→ SHORT PROBLEM: Say how many lines of the material below contain the word "влiять", with no other words.

→ RECORDS FOR THE EXERCISE:
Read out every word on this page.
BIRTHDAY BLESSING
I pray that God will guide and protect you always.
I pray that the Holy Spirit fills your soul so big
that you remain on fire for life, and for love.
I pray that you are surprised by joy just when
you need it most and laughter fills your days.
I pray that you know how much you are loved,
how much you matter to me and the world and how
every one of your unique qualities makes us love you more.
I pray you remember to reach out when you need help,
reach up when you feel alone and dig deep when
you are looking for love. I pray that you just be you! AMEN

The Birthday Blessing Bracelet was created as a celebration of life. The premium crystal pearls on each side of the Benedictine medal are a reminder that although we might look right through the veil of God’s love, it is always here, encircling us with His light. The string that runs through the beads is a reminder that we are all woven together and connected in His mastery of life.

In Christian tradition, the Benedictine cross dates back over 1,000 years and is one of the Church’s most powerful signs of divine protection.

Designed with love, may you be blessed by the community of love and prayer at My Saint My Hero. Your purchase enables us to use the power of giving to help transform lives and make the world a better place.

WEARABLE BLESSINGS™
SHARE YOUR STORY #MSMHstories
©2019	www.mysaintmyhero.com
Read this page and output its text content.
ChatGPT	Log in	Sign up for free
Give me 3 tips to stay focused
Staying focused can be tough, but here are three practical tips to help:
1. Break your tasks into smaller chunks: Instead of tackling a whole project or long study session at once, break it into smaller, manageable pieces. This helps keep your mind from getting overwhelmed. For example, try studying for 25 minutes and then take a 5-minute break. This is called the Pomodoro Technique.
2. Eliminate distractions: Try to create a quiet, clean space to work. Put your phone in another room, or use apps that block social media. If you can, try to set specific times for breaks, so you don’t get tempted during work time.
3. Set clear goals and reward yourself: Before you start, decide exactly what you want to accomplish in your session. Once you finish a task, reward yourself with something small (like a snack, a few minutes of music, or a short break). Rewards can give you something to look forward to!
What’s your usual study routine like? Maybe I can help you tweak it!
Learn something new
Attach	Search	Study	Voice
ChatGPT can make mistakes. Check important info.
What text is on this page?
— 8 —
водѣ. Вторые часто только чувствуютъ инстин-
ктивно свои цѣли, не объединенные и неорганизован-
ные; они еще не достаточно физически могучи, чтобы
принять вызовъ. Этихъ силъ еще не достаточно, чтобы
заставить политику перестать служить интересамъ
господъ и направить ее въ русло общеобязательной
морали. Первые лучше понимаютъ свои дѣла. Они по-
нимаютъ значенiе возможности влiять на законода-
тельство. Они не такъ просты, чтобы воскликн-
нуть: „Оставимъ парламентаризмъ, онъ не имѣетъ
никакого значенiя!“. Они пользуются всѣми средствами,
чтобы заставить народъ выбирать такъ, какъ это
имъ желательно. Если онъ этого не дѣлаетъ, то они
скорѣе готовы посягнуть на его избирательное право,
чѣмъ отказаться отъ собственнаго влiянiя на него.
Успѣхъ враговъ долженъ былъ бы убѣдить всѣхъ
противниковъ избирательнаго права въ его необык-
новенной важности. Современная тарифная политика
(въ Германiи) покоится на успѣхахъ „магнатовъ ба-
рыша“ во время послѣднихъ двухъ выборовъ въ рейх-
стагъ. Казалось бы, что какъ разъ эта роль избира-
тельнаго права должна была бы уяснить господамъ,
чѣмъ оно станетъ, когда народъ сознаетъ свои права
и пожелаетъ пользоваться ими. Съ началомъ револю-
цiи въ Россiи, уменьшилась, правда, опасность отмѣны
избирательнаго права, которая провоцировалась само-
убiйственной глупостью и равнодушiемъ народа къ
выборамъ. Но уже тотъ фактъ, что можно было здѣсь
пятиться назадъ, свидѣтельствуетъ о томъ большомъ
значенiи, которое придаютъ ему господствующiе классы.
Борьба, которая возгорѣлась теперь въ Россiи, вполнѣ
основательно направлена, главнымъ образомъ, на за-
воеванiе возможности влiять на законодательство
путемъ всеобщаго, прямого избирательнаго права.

→ PROBLEM SOLUTION: 2